-- begin --
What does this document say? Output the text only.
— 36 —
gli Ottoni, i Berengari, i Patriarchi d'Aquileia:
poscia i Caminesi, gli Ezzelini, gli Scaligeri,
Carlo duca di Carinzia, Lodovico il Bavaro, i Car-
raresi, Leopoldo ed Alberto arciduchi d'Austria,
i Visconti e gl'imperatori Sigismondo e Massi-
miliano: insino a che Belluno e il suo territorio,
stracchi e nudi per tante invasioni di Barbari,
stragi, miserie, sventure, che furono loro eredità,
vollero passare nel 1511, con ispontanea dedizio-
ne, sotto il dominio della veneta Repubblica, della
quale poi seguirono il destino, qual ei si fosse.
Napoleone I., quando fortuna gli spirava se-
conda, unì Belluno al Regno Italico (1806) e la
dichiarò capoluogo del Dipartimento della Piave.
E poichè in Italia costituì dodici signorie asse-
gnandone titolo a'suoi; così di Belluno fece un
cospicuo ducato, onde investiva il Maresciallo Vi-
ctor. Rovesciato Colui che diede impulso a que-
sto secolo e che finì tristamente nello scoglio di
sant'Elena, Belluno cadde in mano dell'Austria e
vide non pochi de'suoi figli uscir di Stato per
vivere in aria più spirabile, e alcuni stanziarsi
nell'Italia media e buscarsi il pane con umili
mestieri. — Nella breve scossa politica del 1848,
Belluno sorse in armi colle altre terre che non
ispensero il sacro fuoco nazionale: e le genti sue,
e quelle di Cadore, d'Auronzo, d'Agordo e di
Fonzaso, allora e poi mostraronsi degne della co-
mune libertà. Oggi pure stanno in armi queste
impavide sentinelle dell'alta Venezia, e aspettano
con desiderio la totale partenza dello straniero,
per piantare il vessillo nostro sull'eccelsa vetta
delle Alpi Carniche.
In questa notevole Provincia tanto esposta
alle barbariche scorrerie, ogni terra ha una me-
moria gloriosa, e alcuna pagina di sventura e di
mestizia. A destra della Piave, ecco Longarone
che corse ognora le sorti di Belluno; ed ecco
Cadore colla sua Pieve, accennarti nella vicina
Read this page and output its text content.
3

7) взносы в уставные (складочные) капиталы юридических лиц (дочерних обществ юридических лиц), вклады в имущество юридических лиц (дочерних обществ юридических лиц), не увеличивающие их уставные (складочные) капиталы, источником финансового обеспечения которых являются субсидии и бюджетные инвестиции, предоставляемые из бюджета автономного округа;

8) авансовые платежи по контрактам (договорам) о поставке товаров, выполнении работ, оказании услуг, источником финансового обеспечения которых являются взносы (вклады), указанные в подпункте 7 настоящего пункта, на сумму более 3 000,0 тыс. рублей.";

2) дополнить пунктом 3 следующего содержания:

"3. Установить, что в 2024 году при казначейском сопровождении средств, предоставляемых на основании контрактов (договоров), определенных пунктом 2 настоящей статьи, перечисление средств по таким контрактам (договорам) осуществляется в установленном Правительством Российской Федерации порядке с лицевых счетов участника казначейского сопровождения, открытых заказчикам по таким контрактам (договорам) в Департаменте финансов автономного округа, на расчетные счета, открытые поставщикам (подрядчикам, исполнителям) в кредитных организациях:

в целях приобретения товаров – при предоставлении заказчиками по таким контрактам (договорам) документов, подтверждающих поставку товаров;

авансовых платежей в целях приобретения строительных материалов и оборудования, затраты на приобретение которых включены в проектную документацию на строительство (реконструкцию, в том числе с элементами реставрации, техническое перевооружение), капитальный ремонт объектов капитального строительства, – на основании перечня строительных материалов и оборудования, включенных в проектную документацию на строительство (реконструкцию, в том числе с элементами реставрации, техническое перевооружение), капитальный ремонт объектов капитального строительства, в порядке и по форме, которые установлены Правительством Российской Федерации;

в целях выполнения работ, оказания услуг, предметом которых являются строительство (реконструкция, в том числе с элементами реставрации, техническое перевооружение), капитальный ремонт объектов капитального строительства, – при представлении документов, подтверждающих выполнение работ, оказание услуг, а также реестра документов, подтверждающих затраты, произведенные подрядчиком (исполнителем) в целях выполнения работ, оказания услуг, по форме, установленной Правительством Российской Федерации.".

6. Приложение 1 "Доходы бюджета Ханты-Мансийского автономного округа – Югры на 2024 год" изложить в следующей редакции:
-- end --
» Problem requirements:
Copy out the full listing exactly.

» Result of the task:
What does this document say? Output the text only.
— 36 —
gli Ottoni, i Berengari, i Patriarchi d'Aquileia:
poscia i Caminesi, gli Ezzelini, gli Scaligeri,
Carlo duca di Carinzia, Lodovico il Bavaro, i Car-
raresi, Leopoldo ed Alberto arciduchi d'Austria,
i Visconti e gl'imperatori Sigismondo e Massi-
miliano: insino a che Belluno e il suo territorio,
stracchi e nudi per tante invasioni di Barbari,
stragi, miserie, sventure, che furono loro eredità,
vollero passare nel 1511, con ispontanea dedizio-
ne, sotto il dominio della veneta Repubblica, della
quale poi seguirono il destino, qual ei si fosse.
Napoleone I., quando fortuna gli spirava se-
conda, unì Belluno al Regno Italico (1806) e la
dichiarò capoluogo del Dipartimento della Piave.
E poichè in Italia costituì dodici signorie asse-
gnandone titolo a'suoi; così di Belluno fece un
cospicuo ducato, onde investiva il Maresciallo Vi-
ctor. Rovesciato Colui che diede impulso a que-
sto secolo e che finì tristamente nello scoglio di
sant'Elena, Belluno cadde in mano dell'Austria e
vide non pochi de'suoi figli uscir di Stato per
vivere in aria più spirabile, e alcuni stanziarsi
nell'Italia media e buscarsi il pane con umili
mestieri. — Nella breve scossa politica del 1848,
Belluno sorse in armi colle altre terre che non
ispensero il sacro fuoco nazionale: e le genti sue,
e quelle di Cadore, d'Auronzo, d'Agordo e di
Fonzaso, allora e poi mostraronsi degne della co-
mune libertà. Oggi pure stanno in armi queste
impavide sentinelle dell'alta Venezia, e aspettano
con desiderio la totale partenza dello straniero,
per piantare il vessillo nostro sull'eccelsa vetta
delle Alpi Carniche.
In questa notevole Provincia tanto esposta
alle barbariche scorrerie, ogni terra ha una me-
moria gloriosa, e alcuna pagina di sventura e di
mestizia. A destra della Piave, ecco Longarone
che corse ognora le sorti di Belluno; ed ecco
Cadore colla sua Pieve, accennarti nella vicina
Read this page and output its text content.
3

7) взносы в уставные (складочные) капиталы юридических лиц (дочерних обществ юридических лиц), вклады в имущество юридических лиц (дочерних обществ юридических лиц), не увеличивающие их уставные (складочные) капиталы, источником финансового обеспечения которых являются субсидии и бюджетные инвестиции, предоставляемые из бюджета автономного округа;

8) авансовые платежи по контрактам (договорам) о поставке товаров, выполнении работ, оказании услуг, источником финансового обеспечения которых являются взносы (вклады), указанные в подпункте 7 настоящего пункта, на сумму более 3 000,0 тыс. рублей.";

2) дополнить пунктом 3 следующего содержания:

"3. Установить, что в 2024 году при казначейском сопровождении средств, предоставляемых на основании контрактов (договоров), определенных пунктом 2 настоящей статьи, перечисление средств по таким контрактам (договорам) осуществляется в установленном Правительством Российской Федерации порядке с лицевых счетов участника казначейского сопровождения, открытых заказчикам по таким контрактам (договорам) в Департаменте финансов автономного округа, на расчетные счета, открытые поставщикам (подрядчикам, исполнителям) в кредитных организациях:

в целях приобретения товаров – при предоставлении заказчиками по таким контрактам (договорам) документов, подтверждающих поставку товаров;

авансовых платежей в целях приобретения строительных материалов и оборудования, затраты на приобретение которых включены в проектную документацию на строительство (реконструкцию, в том числе с элементами реставрации, техническое перевооружение), капитальный ремонт объектов капитального строительства, – на основании перечня строительных материалов и оборудования, включенных в проектную документацию на строительство (реконструкцию, в том числе с элементами реставрации, техническое перевооружение), капитальный ремонт объектов капитального строительства, в порядке и по форме, которые установлены Правительством Российской Федерации;

в целях выполнения работ, оказания услуг, предметом которых являются строительство (реконструкция, в том числе с элементами реставрации, техническое перевооружение), капитальный ремонт объектов капитального строительства, – при представлении документов, подтверждающих выполнение работ, оказание услуг, а также реестра документов, подтверждающих затраты, произведенные подрядчиком (исполнителем) в целях выполнения работ, оказания услуг, по форме, установленной Правительством Российской Федерации.".

6. Приложение 1 "Доходы бюджета Ханты-Мансийского автономного округа – Югры на 2024 год" изложить в следующей редакции:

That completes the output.